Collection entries

+ + + +

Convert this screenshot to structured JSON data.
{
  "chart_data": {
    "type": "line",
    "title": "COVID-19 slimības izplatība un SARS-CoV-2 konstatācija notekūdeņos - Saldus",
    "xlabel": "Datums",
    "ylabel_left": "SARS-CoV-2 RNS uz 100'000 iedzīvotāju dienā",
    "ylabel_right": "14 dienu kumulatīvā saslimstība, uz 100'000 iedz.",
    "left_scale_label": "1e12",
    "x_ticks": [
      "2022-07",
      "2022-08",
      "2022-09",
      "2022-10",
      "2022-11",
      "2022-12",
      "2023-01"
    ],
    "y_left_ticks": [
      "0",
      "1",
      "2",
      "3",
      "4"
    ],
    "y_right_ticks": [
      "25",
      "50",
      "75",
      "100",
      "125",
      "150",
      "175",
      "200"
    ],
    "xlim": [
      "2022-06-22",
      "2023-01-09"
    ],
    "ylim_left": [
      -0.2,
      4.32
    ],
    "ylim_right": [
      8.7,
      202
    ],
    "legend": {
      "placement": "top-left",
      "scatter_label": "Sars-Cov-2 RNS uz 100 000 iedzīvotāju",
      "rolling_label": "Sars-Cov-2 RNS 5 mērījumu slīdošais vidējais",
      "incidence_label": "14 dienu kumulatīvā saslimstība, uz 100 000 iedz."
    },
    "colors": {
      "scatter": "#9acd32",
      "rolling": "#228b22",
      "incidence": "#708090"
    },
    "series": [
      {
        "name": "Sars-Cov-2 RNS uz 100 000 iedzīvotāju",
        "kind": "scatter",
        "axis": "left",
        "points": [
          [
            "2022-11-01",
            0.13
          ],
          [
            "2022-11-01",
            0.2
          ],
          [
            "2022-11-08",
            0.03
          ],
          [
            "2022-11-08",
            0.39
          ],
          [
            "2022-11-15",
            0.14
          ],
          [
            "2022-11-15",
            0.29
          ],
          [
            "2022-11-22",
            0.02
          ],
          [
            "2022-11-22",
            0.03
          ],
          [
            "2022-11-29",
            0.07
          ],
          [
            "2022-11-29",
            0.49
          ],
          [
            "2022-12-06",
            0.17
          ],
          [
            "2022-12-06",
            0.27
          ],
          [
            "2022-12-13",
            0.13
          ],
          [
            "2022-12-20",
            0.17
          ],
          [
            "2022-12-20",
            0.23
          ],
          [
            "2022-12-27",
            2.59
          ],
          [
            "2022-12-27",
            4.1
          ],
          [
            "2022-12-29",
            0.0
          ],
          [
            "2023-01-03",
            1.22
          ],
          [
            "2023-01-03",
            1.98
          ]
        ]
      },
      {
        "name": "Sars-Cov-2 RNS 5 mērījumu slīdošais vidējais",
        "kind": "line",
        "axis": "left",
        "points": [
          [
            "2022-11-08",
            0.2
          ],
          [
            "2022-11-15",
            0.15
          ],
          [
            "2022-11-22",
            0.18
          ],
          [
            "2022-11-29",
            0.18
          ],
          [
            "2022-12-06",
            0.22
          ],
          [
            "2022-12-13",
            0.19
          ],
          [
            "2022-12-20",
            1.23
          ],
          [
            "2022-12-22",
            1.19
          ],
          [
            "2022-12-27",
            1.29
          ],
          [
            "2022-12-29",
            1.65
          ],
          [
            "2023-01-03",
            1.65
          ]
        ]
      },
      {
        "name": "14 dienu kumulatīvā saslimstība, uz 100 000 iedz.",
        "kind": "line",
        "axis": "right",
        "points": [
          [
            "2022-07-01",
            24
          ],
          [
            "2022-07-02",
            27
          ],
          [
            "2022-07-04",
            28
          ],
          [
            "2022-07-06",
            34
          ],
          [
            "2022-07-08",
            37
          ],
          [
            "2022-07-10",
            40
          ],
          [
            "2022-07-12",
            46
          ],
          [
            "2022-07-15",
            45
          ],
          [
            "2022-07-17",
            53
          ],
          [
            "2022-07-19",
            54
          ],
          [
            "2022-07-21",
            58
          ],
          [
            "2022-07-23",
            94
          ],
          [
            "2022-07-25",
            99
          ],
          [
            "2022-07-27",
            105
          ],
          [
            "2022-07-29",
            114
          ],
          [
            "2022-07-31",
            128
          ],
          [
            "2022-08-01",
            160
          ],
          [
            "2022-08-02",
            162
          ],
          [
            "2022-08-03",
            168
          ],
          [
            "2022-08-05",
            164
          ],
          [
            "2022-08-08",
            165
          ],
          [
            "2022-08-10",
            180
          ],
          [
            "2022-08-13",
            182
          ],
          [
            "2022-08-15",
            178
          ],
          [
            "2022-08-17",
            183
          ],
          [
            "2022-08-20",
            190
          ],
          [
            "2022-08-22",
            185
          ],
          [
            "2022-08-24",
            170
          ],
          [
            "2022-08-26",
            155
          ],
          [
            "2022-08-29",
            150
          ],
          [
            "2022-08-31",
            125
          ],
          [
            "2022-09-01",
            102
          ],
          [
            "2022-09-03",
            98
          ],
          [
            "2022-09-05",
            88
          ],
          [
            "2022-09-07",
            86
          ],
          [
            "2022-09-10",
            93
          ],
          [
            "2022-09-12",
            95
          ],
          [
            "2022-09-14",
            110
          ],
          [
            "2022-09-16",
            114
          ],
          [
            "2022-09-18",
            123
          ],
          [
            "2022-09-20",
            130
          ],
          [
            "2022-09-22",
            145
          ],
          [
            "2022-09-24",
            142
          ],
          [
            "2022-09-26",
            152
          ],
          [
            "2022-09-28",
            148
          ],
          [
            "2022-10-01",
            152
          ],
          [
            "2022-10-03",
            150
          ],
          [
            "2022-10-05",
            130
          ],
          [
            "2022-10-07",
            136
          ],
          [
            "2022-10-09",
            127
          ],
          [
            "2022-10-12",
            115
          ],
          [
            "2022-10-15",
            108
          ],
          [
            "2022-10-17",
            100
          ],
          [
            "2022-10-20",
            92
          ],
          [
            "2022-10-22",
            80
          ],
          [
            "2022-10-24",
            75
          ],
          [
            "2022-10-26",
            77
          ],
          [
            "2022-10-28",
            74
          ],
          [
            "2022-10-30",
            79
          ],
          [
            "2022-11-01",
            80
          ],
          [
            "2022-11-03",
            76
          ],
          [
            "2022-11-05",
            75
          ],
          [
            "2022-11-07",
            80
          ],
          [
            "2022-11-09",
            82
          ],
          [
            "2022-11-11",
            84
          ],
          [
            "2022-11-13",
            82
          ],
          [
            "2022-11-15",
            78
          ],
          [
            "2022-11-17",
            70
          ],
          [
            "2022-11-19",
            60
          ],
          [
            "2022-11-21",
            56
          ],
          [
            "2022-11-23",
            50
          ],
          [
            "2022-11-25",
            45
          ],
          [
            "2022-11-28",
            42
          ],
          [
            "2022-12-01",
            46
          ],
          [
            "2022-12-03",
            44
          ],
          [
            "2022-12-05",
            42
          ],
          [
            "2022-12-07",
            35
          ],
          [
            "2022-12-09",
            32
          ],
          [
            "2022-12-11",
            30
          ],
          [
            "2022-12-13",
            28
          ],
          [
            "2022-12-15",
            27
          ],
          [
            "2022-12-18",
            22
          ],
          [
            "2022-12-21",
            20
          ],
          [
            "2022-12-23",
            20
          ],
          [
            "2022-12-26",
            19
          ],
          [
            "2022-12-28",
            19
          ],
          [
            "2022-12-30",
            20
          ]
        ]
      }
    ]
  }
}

+ + + +

Task goal: Write the listing out again, exactly as it reads.

The completed task:
Convert this screenshot to structured JSON data.
{
  "chart_data": {
    "type": "line",
    "title": "COVID-19 slimības izplatība un SARS-CoV-2 konstatācija notekūdeņos - Saldus",
    "xlabel": "Datums",
    "ylabel_left": "SARS-CoV-2 RNS uz 100'000 iedzīvotāju dienā",
    "ylabel_right": "14 dienu kumulatīvā saslimstība, uz 100'000 iedz.",
    "left_scale_label": "1e12",
    "x_ticks": [
      "2022-07",
      "2022-08",
      "2022-09",
      "2022-10",
      "2022-11",
      "2022-12",
      "2023-01"
    ],
    "y_left_ticks": [
      "0",
      "1",
      "2",
      "3",
      "4"
    ],
    "y_right_ticks": [
      "25",
      "50",
      "75",
      "100",
      "125",
      "150",
      "175",
      "200"
    ],
    "xlim": [
      "2022-06-22",
      "2023-01-09"
    ],
    "ylim_left": [
      -0.2,
      4.32
    ],
    "ylim_right": [
      8.7,
      202
    ],
    "legend": {
      "placement": "top-left",
      "scatter_label": "Sars-Cov-2 RNS uz 100 000 iedzīvotāju",
      "rolling_label": "Sars-Cov-2 RNS 5 mērījumu slīdošais vidējais",
      "incidence_label": "14 dienu kumulatīvā saslimstība, uz 100 000 iedz."
    },
    "colors": {
      "scatter": "#9acd32",
      "rolling": "#228b22",
      "incidence": "#708090"
    },
    "series": [
      {
        "name": "Sars-Cov-2 RNS uz 100 000 iedzīvotāju",
        "kind": "scatter",
        "axis": "left",
        "points": [
          [
            "2022-11-01",
            0.13
          ],
          [
            "2022-11-01",
            0.2
          ],
          [
            "2022-11-08",
            0.03
          ],
          [
            "2022-11-08",
            0.39
          ],
          [
            "2022-11-15",
            0.14
          ],
          [
            "2022-11-15",
            0.29
          ],
          [
            "2022-11-22",
            0.02
          ],
          [
            "2022-11-22",
            0.03
          ],
          [
            "2022-11-29",
            0.07
          ],
          [
            "2022-11-29",
            0.49
          ],
          [
            "2022-12-06",
            0.17
          ],
          [
            "2022-12-06",
            0.27
          ],
          [
            "2022-12-13",
            0.13
          ],
          [
            "2022-12-20",
            0.17
          ],
          [
            "2022-12-20",
            0.23
          ],
          [
            "2022-12-27",
            2.59
          ],
          [
            "2022-12-27",
            4.1
          ],
          [
            "2022-12-29",
            0.0
          ],
          [
            "2023-01-03",
            1.22
          ],
          [
            "2023-01-03",
            1.98
          ]
        ]
      },
      {
        "name": "Sars-Cov-2 RNS 5 mērījumu slīdošais vidējais",
        "kind": "line",
        "axis": "left",
        "points": [
          [
            "2022-11-08",
            0.2
          ],
          [
            "2022-11-15",
            0.15
          ],
          [
            "2022-11-22",
            0.18
          ],
          [
            "2022-11-29",
            0.18
          ],
          [
            "2022-12-06",
            0.22
          ],
          [
            "2022-12-13",
            0.19
          ],
          [
            "2022-12-20",
            1.23
          ],
          [
            "2022-12-22",
            1.19
          ],
          [
            "2022-12-27",
            1.29
          ],
          [
            "2022-12-29",
            1.65
          ],
          [
            "2023-01-03",
            1.65
          ]
        ]
      },
      {
        "name": "14 dienu kumulatīvā saslimstība, uz 100 000 iedz.",
        "kind": "line",
        "axis": "right",
        "points": [
          [
            "2022-07-01",
            24
          ],
          [
            "2022-07-02",
            27
          ],
          [
            "2022-07-04",
            28
          ],
          [
            "2022-07-06",
            34
          ],
          [
            "2022-07-08",
            37
          ],
          [
            "2022-07-10",
            40
          ],
          [
            "2022-07-12",
            46
          ],
          [
            "2022-07-15",
            45
          ],
          [
            "2022-07-17",
            53
          ],
          [
            "2022-07-19",
            54
          ],
          [
            "2022-07-21",
            58
          ],
          [
            "2022-07-23",
            94
          ],
          [
            "2022-07-25",
            99
          ],
          [
            "2022-07-27",
            105
          ],
          [
            "2022-07-29",
            114
          ],
          [
            "2022-07-31",
            128
          ],
          [
            "2022-08-01",
            160
          ],
          [
            "2022-08-02",
            162
          ],
          [
            "2022-08-03",
            168
          ],
          [
            "2022-08-05",
            164
          ],
          [
            "2022-08-08",
            165
          ],
          [
            "2022-08-10",
            180
          ],
          [
            "2022-08-13",
            182
          ],
          [
            "2022-08-15",
            178
          ],
          [
            "2022-08-17",
            183
          ],
          [
            "2022-08-20",
            190
          ],
          [
            "2022-08-22",
            185
          ],
          [
            "2022-08-24",
            170
          ],
          [
            "2022-08-26",
            155
          ],
          [
            "2022-08-29",
            150
          ],
          [
            "2022-08-31",
            125
          ],
          [
            "2022-09-01",
            102
          ],
          [
            "2022-09-03",
            98
          ],
          [
            "2022-09-05",
            88
          ],
          [
            "2022-09-07",
            86
          ],
          [
            "2022-09-10",
            93
          ],
          [
            "2022-09-12",
            95
          ],
          [
            "2022-09-14",
            110
          ],
          [
            "2022-09-16",
            114
          ],
          [
            "2022-09-18",
            123
          ],
          [
            "2022-09-20",
            130
          ],
          [
            "2022-09-22",
            145
          ],
          [
            "2022-09-24",
            142
          ],
          [
            "2022-09-26",
            152
          ],
          [
            "2022-09-28",
            148
          ],
          [
            "2022-10-01",
            152
          ],
          [
            "2022-10-03",
            150
          ],
          [
            "2022-10-05",
            130
          ],
          [
            "2022-10-07",
            136
          ],
          [
            "2022-10-09",
            127
          ],
          [
            "2022-10-12",
            115
          ],
          [
            "2022-10-15",
            108
          ],
          [
            "2022-10-17",
            100
          ],
          [
            "2022-10-20",
            92
          ],
          [
            "2022-10-22",
            80
          ],
          [
            "2022-10-24",
            75
          ],
          [
            "2022-10-26",
            77
          ],
          [
            "2022-10-28",
            74
          ],
          [
            "2022-10-30",
            79
          ],
          [
            "2022-11-01",
            80
          ],
          [
            "2022-11-03",
            76
          ],
          [
            "2022-11-05",
            75
          ],
          [
            "2022-11-07",
            80
          ],
          [
            "2022-11-09",
            82
          ],
          [
            "2022-11-11",
            84
          ],
          [
            "2022-11-13",
            82
          ],
          [
            "2022-11-15",
            78
          ],
          [
            "2022-11-17",
            70
          ],
          [
            "2022-11-19",
            60
          ],
          [
            "2022-11-21",
            56
          ],
          [
            "2022-11-23",
            50
          ],
          [
            "2022-11-25",
            45
          ],
          [
            "2022-11-28",
            42
          ],
          [
            "2022-12-01",
            46
          ],
          [
            "2022-12-03",
            44
          ],
          [
            "2022-12-05",
            42
          ],
          [
            "2022-12-07",
            35
          ],
          [
            "2022-12-09",
            32
          ],
          [
            "2022-12-11",
            30
          ],
          [
            "2022-12-13",
            28
          ],
          [
            "2022-12-15",
            27
          ],
          [
            "2022-12-18",
            22
          ],
          [
            "2022-12-21",
            20
          ],
          [
            "2022-12-23",
            20
          ],
          [
            "2022-12-26",
            19
          ],
          [
            "2022-12-28",
            19
          ],
          [
            "2022-12-30",
            20
          ]
        ]
      }
    ]
  }
}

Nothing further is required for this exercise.